# Start of MATERIAL SHOWN
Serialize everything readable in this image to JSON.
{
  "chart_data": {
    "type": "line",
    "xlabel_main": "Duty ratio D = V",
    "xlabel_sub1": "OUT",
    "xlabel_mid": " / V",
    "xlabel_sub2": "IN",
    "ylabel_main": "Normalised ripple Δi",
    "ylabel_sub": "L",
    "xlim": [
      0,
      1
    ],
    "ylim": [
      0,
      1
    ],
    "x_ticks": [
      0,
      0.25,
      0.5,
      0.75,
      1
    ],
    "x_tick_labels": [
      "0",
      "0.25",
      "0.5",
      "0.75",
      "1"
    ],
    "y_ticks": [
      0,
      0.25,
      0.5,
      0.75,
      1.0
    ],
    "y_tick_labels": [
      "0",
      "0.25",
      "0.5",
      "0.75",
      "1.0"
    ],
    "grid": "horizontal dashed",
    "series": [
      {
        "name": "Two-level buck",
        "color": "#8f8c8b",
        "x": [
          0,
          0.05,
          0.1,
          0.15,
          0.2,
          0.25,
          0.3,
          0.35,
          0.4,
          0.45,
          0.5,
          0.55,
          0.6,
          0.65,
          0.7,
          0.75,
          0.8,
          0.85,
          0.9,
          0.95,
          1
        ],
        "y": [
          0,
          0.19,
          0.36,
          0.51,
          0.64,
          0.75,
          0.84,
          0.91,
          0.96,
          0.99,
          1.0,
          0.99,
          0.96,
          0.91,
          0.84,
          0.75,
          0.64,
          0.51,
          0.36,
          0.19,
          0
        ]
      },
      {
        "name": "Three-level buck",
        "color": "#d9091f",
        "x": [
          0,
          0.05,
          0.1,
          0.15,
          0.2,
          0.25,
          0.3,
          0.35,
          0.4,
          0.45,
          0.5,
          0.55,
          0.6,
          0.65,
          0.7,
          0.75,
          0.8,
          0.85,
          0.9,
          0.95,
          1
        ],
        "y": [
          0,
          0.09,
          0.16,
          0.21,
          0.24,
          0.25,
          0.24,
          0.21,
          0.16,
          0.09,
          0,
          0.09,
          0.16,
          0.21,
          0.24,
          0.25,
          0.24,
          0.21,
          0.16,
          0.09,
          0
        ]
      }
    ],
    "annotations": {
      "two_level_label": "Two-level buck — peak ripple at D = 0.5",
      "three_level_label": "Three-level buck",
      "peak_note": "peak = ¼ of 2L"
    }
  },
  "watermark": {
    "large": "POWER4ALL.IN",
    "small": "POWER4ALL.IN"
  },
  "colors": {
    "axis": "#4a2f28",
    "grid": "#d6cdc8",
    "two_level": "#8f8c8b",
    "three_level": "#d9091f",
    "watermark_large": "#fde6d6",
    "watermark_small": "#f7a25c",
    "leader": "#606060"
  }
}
# End of MATERIAL SHOWN
SET TASK =>
Copy every line from the records above that contains the word "peak".

THE ANSWER =>
      "two_level_label": "Two-level buck — peak ripple at D = 0.5",
      "peak_note": "peak = ¼ of 2L"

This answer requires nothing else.